**Task description:** Show every line in the records below that contains the word "JSON".

**Task material:**
* * * * *

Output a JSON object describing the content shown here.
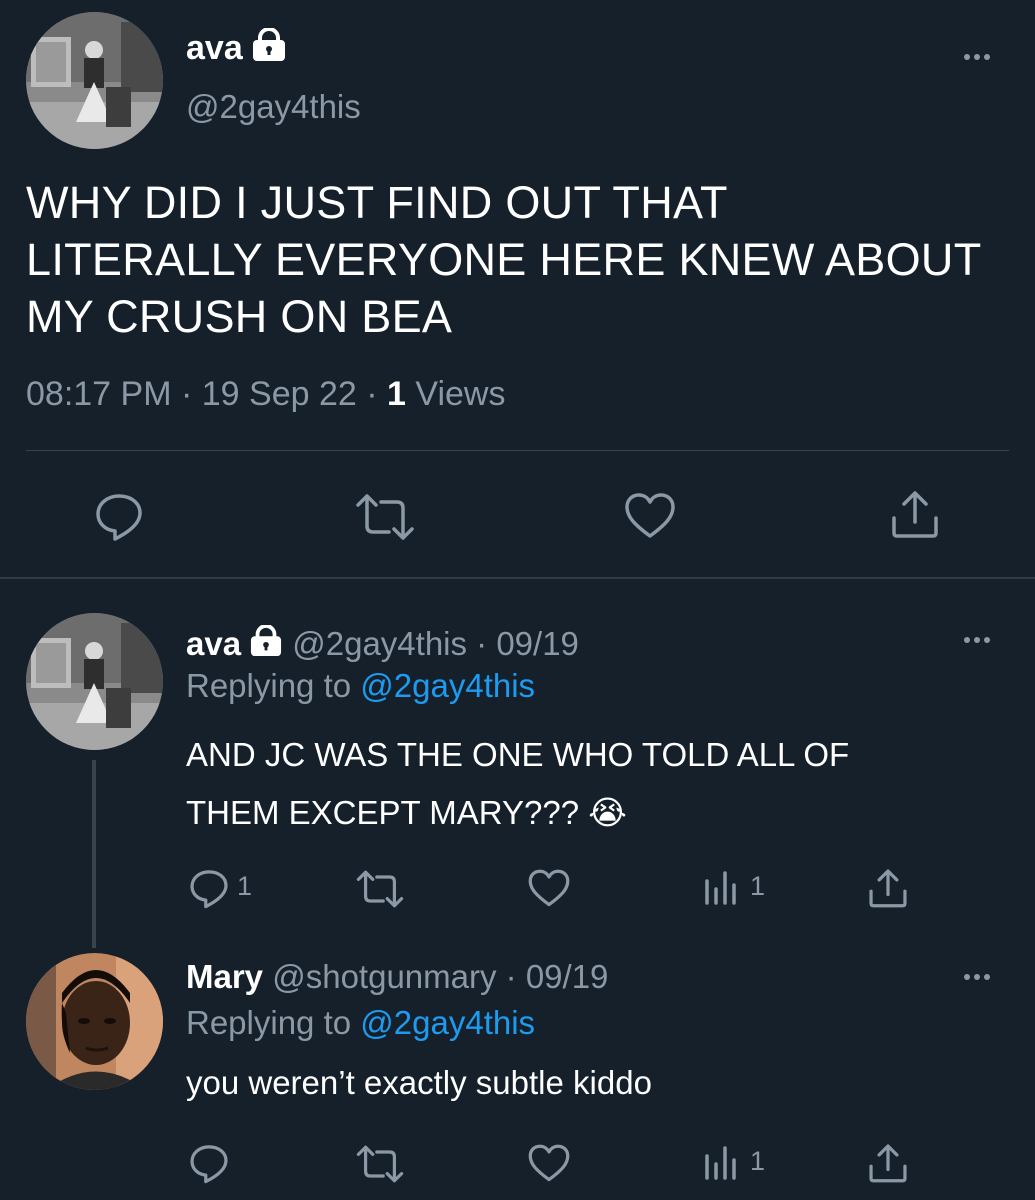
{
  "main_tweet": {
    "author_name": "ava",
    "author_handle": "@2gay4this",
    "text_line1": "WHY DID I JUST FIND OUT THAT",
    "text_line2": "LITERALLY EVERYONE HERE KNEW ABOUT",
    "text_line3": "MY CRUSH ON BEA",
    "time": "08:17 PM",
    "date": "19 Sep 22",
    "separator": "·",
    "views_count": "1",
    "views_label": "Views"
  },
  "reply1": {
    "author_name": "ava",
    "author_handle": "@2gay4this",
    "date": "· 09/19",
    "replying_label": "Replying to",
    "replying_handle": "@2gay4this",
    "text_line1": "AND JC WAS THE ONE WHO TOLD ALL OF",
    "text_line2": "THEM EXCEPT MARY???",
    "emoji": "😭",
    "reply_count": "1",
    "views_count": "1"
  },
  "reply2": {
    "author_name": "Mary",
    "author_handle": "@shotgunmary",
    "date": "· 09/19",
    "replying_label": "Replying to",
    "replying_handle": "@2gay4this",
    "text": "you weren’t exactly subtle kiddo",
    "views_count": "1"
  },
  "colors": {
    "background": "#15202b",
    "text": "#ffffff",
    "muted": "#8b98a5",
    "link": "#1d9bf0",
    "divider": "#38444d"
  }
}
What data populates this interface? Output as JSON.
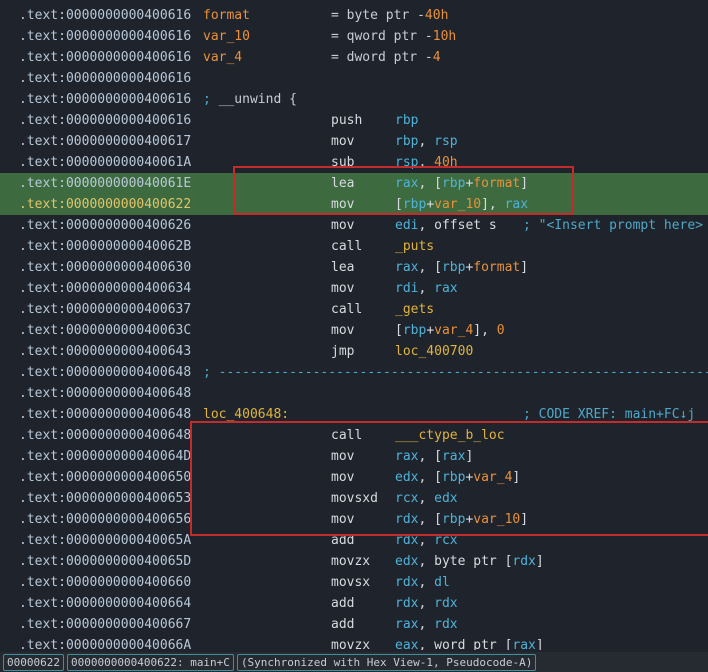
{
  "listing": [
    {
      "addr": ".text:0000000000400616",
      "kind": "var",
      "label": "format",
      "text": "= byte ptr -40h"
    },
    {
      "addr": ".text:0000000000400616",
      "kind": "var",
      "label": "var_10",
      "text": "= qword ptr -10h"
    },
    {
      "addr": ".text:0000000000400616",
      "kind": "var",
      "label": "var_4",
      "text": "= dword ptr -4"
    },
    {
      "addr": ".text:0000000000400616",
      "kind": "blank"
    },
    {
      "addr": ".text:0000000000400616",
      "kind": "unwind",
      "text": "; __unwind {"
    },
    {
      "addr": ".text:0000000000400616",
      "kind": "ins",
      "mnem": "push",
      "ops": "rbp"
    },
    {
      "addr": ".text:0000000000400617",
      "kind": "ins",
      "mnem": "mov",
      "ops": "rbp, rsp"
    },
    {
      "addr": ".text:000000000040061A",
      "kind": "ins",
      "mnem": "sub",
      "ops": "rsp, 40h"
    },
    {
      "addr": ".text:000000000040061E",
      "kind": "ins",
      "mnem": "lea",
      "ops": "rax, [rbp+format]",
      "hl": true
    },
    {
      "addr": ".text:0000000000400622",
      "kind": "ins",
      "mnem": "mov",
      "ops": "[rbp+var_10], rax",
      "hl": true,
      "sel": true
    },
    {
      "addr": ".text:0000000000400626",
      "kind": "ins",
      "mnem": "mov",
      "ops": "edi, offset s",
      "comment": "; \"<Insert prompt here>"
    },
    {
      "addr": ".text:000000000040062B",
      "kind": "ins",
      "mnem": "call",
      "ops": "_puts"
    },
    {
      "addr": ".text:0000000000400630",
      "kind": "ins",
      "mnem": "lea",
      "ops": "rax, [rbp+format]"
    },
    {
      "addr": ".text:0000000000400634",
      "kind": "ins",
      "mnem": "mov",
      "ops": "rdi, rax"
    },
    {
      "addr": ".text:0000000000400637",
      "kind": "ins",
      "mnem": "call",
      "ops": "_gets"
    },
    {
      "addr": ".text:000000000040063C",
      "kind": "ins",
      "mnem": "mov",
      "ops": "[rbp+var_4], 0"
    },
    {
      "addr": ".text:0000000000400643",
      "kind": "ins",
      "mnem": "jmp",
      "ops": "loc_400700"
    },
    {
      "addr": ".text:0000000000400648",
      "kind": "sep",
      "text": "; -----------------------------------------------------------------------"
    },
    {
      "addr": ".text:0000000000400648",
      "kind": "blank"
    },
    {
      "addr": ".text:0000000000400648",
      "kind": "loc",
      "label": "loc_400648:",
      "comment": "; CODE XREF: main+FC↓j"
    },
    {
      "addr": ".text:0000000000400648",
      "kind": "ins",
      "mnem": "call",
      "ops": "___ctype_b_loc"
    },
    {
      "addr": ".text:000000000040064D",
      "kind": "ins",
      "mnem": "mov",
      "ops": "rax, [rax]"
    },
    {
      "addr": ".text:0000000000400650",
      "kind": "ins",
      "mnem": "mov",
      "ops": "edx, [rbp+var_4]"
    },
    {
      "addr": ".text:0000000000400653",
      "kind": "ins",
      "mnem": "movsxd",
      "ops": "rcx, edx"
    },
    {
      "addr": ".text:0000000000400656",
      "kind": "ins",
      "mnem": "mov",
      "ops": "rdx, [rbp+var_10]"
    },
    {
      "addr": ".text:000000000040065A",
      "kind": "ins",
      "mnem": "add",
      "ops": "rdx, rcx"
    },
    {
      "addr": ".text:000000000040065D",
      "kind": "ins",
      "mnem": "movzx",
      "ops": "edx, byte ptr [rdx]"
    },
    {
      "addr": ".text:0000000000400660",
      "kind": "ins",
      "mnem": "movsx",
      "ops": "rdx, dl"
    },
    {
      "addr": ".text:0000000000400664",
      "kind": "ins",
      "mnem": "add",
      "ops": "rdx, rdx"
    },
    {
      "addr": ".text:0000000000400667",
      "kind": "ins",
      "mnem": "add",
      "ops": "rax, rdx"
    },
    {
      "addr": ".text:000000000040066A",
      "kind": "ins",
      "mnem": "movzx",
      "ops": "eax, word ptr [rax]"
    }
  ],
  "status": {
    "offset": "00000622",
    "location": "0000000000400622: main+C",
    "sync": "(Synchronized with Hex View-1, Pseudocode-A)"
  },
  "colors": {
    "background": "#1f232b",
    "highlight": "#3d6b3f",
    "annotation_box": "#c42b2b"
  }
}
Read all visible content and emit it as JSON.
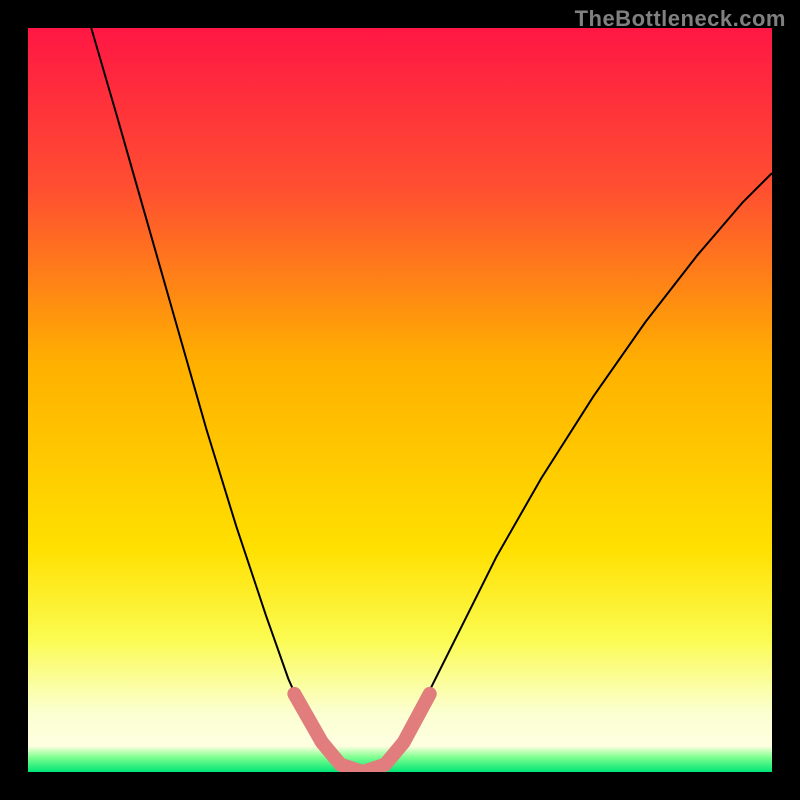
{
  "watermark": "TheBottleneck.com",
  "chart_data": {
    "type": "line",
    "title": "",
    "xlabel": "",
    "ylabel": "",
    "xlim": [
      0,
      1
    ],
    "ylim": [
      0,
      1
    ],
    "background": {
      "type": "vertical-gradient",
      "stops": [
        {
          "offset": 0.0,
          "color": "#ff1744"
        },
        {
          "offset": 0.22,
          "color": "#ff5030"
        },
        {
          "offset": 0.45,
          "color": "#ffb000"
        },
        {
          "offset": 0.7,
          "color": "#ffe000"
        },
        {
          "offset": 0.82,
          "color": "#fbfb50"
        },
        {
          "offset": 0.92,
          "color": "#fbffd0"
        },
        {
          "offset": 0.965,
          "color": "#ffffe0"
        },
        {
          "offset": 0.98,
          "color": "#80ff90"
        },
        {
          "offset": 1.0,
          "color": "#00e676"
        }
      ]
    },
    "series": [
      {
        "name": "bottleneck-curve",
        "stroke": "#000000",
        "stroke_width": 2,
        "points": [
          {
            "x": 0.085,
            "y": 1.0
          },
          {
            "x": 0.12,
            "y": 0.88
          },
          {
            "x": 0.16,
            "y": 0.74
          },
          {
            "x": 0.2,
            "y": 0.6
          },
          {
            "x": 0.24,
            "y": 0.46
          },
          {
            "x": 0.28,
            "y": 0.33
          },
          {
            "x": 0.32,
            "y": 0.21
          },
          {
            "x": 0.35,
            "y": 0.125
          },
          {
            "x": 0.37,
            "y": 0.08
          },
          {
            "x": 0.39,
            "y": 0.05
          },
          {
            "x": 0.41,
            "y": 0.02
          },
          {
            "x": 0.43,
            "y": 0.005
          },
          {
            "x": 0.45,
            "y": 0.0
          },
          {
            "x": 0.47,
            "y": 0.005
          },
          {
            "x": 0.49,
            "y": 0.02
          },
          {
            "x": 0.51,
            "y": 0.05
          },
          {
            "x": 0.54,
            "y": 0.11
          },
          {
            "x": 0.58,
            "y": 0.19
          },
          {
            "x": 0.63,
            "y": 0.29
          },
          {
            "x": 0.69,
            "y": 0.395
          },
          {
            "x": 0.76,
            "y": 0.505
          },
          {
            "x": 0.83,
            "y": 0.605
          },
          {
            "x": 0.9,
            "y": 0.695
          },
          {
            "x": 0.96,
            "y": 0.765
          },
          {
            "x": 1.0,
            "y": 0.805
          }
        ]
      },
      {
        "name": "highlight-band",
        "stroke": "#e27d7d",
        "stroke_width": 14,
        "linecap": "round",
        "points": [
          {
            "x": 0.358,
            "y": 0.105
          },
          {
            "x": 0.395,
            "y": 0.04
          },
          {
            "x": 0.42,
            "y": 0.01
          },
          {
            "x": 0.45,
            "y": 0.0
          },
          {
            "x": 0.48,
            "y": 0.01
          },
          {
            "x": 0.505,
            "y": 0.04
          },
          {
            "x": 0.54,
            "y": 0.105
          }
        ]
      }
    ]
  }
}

* * * * *

**Finished answer:**
Output a JSON object describing the content shown here.
What data populates this interface? Output as JSON.
Read all visible content and emit it as JSON.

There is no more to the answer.